====== Supplied material
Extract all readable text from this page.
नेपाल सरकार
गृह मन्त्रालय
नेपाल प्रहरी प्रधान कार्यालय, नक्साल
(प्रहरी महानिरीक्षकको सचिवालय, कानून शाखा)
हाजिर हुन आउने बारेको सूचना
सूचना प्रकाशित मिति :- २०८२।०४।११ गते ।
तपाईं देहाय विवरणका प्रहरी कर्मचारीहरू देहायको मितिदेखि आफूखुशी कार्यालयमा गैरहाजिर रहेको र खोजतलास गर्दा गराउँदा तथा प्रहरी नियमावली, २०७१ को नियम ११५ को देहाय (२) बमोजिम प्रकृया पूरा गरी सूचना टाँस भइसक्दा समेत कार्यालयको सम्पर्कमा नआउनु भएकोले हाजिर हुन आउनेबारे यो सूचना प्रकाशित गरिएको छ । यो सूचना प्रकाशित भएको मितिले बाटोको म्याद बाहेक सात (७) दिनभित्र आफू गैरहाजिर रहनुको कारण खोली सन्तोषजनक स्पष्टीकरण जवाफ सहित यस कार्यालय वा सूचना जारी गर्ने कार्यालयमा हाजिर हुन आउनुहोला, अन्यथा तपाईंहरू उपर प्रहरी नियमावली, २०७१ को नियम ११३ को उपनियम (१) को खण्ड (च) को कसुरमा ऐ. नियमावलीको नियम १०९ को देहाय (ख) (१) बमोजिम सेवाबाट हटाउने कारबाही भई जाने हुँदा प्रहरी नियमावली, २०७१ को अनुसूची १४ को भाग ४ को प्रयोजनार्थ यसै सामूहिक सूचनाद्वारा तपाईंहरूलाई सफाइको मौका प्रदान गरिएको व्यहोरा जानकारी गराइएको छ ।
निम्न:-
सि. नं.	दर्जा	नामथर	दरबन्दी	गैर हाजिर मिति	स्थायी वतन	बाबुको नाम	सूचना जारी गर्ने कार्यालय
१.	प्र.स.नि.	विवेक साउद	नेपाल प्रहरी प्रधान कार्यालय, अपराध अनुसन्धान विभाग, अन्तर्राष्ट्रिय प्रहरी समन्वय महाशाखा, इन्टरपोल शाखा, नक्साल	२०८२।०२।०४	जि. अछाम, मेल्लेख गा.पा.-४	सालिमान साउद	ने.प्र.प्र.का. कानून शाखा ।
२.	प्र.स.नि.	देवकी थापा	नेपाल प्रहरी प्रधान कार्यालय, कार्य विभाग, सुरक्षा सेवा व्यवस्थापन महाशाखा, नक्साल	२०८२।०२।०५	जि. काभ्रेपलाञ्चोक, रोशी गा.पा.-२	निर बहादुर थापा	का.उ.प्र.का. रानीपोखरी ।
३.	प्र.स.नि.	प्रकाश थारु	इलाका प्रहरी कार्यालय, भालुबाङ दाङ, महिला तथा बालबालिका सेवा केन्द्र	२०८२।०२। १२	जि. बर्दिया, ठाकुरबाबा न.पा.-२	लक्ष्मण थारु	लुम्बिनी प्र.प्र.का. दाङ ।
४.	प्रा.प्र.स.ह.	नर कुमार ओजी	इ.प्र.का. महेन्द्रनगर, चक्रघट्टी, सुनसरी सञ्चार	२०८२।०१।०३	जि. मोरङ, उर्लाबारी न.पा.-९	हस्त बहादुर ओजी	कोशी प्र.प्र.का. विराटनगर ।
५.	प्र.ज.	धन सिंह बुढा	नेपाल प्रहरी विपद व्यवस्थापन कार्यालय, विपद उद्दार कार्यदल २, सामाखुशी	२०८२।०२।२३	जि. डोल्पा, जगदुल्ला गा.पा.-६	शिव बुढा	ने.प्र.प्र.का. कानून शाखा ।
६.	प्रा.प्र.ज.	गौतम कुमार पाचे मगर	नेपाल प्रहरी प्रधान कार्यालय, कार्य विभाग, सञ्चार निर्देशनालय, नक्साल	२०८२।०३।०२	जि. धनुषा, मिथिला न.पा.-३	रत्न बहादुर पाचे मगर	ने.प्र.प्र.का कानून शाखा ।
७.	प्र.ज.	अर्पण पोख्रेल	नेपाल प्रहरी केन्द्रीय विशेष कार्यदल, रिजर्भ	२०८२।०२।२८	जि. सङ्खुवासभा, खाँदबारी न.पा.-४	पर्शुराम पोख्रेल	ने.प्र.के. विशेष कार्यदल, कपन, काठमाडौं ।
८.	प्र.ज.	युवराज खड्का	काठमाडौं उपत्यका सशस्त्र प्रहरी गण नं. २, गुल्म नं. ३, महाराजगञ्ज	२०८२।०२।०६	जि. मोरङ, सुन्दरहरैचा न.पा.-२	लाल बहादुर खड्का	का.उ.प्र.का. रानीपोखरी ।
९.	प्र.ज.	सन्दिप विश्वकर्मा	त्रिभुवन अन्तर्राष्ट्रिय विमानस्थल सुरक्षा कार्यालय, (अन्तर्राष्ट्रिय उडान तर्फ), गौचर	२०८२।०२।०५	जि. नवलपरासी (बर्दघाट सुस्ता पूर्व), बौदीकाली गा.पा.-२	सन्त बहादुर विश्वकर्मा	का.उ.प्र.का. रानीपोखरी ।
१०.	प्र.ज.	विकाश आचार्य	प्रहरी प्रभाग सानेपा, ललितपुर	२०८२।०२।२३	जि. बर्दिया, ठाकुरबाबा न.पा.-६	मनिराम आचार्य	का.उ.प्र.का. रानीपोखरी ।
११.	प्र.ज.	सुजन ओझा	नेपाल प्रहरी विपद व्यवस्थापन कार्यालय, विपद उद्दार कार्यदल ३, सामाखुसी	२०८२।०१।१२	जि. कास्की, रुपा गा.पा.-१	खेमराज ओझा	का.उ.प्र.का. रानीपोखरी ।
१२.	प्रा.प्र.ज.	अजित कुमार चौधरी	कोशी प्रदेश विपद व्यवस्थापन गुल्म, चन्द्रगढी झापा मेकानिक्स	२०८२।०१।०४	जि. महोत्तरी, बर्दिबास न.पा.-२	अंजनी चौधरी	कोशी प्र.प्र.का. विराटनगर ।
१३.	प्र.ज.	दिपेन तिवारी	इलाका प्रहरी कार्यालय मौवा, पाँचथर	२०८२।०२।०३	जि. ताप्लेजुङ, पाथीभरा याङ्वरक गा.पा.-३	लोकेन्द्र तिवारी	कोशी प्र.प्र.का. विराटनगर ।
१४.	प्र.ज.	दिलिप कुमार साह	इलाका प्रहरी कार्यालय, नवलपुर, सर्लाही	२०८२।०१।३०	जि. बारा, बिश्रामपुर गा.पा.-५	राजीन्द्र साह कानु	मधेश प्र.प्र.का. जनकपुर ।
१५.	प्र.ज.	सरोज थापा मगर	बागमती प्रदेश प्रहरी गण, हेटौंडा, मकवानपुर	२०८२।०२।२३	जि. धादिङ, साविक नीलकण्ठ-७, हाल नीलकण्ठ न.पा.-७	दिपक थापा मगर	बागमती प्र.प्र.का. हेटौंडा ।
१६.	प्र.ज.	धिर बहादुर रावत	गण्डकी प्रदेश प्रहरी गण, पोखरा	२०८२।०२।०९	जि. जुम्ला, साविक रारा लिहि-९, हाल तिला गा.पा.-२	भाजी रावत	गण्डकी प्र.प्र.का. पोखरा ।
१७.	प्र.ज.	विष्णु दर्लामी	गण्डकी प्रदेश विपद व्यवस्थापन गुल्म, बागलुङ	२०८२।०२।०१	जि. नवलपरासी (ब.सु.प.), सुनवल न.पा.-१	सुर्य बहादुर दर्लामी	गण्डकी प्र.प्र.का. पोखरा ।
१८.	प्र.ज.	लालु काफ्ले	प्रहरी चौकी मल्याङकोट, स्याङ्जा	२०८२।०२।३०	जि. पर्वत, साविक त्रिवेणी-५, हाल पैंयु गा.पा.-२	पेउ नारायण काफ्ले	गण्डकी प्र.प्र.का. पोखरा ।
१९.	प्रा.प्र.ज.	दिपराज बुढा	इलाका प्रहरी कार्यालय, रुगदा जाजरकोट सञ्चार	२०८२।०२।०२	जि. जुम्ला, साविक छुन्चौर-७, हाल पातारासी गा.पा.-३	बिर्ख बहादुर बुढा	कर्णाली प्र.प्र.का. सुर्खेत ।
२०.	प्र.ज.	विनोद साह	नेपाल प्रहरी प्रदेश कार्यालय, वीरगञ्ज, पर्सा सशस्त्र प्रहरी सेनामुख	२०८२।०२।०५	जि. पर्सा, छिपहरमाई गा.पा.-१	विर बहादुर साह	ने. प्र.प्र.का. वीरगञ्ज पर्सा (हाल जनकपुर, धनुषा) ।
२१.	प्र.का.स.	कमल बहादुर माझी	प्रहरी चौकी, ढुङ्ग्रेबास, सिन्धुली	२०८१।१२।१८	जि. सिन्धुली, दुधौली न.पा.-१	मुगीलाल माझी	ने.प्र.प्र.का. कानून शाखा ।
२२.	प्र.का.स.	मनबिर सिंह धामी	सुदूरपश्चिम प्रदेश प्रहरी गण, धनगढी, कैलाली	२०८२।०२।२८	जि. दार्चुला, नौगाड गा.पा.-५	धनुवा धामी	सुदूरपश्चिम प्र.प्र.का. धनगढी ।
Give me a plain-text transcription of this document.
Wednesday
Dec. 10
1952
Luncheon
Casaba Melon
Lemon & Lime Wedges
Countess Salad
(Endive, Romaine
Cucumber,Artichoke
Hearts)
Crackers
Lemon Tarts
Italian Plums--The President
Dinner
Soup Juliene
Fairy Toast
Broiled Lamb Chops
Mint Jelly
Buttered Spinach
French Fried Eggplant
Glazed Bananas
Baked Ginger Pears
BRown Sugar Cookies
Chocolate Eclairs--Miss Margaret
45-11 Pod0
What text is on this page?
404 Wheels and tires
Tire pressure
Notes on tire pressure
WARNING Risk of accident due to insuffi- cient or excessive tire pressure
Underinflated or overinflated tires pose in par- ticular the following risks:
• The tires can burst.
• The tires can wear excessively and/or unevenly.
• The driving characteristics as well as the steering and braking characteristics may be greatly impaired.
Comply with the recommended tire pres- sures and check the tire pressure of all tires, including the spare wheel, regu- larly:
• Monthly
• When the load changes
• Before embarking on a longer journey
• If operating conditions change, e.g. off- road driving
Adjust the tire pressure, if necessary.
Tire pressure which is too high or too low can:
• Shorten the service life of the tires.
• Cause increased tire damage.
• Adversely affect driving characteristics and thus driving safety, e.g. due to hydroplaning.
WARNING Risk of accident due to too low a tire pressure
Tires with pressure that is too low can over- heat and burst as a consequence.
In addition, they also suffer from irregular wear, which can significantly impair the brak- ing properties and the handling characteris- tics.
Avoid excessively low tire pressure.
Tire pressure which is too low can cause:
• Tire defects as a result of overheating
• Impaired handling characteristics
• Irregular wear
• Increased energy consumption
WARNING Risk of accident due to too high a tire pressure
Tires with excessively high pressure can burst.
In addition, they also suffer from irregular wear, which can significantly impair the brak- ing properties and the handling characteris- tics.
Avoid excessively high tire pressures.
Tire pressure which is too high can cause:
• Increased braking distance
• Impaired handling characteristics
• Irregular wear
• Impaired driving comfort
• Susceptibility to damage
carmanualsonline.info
============
(Task instructions) Return exactly the lines of the data, and only those, from the line with "What text is on this page?" through the last line, inclusive.

(Answer to this task)
What text is on this page?
404 Wheels and tires
Tire pressure
Notes on tire pressure
WARNING Risk of accident due to insuffi- cient or excessive tire pressure
Underinflated or overinflated tires pose in par- ticular the following risks:
• The tires can burst.
• The tires can wear excessively and/or unevenly.
• The driving characteristics as well as the steering and braking characteristics may be greatly impaired.
Comply with the recommended tire pres- sures and check the tire pressure of all tires, including the spare wheel, regu- larly:
• Monthly
• When the load changes
• Before embarking on a longer journey
• If operating conditions change, e.g. off- road driving
Adjust the tire pressure, if necessary.
Tire pressure which is too high or too low can:
• Shorten the service life of the tires.
• Cause increased tire damage.
• Adversely affect driving characteristics and thus driving safety, e.g. due to hydroplaning.
WARNING Risk of accident due to too low a tire pressure
Tires with pressure that is too low can over- heat and burst as a consequence.
In addition, they also suffer from irregular wear, which can significantly impair the brak- ing properties and the handling characteris- tics.
Avoid excessively low tire pressure.
Tire pressure which is too low can cause:
• Tire defects as a result of overheating
• Impaired handling characteristics
• Irregular wear
• Increased energy consumption
WARNING Risk of accident due to too high a tire pressure
Tires with excessively high pressure can burst.
In addition, they also suffer from irregular wear, which can significantly impair the brak- ing properties and the handling characteris- tics.
Avoid excessively high tire pressures.
Tire pressure which is too high can cause:
• Increased braking distance
• Impaired handling characteristics
• Irregular wear
• Impaired driving comfort
• Susceptibility to damage
carmanualsonline.info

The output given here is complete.